## Instructions to follow
Starting at the top of the items and ending with the line that contains "direction-line: и проведению", swap "спектаклей" for "представлений" and write those lines out again with nothing else changed.

Some records:
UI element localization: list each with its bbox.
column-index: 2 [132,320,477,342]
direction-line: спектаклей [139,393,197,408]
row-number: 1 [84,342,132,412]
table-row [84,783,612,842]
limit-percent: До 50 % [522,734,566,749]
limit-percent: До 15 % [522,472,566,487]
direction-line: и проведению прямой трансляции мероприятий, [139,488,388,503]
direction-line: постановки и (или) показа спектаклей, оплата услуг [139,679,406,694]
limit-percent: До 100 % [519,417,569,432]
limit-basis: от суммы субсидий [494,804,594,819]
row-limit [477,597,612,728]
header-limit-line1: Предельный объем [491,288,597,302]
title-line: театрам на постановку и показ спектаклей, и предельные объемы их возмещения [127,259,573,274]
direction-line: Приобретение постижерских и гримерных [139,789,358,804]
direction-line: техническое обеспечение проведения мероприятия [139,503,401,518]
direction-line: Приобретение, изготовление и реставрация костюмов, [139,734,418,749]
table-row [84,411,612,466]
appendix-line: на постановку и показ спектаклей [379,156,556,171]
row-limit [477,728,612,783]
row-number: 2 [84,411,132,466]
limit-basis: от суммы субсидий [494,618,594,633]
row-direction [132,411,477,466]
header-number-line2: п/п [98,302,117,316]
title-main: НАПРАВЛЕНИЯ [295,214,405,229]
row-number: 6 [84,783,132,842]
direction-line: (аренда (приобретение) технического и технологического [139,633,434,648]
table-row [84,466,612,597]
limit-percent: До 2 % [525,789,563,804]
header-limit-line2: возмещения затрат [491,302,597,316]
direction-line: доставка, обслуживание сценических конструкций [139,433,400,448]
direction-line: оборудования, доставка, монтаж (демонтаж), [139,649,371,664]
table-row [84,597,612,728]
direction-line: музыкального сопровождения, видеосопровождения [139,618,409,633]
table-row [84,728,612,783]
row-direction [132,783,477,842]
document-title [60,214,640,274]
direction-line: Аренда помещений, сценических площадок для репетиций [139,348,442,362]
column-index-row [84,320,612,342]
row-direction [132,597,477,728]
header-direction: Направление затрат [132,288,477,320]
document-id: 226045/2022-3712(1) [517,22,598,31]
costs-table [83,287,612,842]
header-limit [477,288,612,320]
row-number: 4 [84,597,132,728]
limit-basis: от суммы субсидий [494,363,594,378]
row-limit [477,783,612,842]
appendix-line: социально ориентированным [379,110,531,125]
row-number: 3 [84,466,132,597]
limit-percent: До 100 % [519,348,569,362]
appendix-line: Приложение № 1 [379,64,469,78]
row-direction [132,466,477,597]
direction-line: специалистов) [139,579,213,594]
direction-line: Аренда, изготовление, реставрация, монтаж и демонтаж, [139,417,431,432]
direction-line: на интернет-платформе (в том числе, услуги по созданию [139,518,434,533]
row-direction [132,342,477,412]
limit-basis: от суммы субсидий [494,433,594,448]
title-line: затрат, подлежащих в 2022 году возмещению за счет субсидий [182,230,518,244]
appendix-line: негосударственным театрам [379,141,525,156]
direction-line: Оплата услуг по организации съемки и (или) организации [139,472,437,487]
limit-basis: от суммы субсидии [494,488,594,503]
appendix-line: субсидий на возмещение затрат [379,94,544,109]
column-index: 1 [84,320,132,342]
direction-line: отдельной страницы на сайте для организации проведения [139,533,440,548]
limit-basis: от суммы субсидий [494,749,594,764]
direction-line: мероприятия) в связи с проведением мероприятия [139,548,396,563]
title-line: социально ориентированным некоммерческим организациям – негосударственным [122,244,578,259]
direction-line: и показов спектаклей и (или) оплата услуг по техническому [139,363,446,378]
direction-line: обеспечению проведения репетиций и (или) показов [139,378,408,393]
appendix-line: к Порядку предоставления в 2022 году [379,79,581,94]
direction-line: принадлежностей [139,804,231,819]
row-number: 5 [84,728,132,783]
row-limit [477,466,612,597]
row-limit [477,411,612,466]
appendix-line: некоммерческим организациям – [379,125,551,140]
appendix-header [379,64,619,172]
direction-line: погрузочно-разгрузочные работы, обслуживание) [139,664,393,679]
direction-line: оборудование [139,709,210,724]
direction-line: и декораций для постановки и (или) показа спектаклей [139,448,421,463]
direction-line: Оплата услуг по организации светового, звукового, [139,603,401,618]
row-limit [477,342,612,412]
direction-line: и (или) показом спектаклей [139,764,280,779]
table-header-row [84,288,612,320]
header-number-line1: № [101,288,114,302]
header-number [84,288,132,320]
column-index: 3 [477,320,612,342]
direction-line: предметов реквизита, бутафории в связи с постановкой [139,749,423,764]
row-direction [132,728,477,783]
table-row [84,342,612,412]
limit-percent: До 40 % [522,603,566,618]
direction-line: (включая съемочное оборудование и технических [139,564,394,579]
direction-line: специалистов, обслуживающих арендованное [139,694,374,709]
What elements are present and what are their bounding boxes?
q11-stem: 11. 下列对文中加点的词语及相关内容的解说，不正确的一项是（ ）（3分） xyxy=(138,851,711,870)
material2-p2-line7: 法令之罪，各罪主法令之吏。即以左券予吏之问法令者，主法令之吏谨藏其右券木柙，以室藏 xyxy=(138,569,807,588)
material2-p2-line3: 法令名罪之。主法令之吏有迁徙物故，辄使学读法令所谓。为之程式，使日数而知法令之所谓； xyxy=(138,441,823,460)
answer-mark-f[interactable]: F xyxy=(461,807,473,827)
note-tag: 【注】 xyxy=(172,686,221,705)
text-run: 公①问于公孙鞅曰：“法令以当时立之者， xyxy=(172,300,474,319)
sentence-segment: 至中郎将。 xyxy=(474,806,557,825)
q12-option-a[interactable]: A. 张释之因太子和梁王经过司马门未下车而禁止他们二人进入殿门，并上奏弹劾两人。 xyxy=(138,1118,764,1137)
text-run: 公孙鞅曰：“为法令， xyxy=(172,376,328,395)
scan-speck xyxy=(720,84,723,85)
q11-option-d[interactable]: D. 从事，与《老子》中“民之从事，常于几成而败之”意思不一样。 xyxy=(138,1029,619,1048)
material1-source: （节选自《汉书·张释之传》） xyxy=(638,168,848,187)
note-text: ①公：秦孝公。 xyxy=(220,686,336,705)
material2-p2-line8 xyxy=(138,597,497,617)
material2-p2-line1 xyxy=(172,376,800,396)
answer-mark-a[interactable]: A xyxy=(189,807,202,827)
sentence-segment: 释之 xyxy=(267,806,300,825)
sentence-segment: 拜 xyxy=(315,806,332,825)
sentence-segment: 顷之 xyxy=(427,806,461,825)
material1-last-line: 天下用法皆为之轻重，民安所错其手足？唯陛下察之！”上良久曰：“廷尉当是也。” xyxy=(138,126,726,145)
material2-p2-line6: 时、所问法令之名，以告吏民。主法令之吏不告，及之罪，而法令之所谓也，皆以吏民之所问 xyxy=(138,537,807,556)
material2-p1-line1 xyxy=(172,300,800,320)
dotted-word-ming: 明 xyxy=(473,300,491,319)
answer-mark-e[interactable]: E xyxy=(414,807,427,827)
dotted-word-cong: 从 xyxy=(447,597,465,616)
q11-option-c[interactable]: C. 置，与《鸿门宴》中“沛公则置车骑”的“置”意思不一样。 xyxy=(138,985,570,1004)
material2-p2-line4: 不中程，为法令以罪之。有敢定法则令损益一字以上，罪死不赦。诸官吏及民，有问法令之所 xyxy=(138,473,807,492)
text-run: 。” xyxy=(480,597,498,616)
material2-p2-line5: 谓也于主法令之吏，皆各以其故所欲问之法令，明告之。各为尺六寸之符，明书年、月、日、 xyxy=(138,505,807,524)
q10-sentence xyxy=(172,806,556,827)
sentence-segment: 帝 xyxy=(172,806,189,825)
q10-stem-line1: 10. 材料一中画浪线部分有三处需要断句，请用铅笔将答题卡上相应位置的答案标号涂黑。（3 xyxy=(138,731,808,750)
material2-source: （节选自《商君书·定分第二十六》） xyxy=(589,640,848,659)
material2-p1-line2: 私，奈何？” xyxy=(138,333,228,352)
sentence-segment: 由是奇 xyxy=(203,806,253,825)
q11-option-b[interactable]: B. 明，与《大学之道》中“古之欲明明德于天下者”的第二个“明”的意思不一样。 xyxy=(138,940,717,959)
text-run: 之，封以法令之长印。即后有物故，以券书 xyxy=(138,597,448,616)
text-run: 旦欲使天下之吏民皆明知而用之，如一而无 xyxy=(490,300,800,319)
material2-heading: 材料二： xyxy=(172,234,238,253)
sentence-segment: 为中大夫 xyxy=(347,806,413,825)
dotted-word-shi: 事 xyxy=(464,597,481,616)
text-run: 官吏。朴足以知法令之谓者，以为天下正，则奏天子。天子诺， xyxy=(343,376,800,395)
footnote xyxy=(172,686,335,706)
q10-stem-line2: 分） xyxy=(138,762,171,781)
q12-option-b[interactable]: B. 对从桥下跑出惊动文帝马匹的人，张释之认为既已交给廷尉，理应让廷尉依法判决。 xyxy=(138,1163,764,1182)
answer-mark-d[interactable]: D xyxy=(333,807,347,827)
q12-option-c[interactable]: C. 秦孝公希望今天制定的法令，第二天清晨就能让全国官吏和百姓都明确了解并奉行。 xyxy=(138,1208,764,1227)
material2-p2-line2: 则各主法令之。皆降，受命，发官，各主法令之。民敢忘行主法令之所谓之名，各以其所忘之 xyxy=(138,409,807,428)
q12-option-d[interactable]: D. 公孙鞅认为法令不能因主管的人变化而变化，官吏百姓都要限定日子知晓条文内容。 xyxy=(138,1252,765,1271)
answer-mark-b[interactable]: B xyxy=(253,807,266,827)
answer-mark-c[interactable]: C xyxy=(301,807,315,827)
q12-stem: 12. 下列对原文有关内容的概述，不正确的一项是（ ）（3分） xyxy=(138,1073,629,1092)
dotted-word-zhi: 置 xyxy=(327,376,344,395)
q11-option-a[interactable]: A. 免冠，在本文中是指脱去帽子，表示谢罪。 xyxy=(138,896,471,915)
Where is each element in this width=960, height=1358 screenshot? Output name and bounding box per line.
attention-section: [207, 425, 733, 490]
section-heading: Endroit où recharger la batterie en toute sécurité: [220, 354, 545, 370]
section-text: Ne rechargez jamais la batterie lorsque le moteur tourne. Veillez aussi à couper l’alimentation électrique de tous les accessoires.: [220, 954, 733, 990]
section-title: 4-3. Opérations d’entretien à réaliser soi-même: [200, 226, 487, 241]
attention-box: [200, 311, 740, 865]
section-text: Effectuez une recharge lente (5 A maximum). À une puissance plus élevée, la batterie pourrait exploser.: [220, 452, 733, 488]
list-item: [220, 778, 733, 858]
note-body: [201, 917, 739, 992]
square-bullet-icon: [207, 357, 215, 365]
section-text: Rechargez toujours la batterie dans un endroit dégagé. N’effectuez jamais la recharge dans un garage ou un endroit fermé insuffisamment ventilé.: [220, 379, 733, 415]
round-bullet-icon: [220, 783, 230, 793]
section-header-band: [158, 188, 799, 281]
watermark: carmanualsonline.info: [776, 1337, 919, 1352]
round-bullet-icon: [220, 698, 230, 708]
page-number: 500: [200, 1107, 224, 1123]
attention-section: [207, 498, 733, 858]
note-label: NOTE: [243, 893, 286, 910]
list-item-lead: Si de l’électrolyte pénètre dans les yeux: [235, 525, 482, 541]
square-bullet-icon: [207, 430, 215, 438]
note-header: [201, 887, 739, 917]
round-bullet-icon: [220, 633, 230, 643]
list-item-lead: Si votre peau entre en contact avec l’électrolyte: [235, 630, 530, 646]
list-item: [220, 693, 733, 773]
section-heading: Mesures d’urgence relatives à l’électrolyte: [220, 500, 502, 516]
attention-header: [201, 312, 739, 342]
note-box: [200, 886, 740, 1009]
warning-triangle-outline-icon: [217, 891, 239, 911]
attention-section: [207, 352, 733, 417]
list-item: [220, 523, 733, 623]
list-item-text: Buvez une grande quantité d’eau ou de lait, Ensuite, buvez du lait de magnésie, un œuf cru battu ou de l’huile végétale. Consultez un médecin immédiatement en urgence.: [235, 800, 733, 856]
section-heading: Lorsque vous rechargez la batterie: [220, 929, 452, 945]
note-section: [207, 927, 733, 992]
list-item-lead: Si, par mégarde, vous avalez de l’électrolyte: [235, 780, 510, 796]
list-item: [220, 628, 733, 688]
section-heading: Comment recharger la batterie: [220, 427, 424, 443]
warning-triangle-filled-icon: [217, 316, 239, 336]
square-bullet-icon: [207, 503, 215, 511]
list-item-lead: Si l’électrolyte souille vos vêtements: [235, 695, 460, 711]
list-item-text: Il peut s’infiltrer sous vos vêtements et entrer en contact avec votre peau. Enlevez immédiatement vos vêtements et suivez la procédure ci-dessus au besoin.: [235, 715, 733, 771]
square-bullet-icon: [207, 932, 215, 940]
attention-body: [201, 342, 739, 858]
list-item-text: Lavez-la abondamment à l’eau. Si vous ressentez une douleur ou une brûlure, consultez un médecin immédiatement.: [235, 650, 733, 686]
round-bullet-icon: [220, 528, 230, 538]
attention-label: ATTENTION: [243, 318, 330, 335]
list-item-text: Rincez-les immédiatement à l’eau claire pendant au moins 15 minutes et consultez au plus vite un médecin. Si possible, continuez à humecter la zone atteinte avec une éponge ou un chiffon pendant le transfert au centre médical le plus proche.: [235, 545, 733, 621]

## Written response
UI element localization: list each with its bbox.
column-index: 2 [132,320,477,342]
direction-line: представлений [139,393,197,408]
row-number: 1 [84,342,132,412]
table-row [84,783,612,842]
limit-percent: До 50 % [522,734,566,749]
limit-percent: До 15 % [522,472,566,487]
direction-line: и проведению прямой трансляции мероприятий, [139,488,388,503]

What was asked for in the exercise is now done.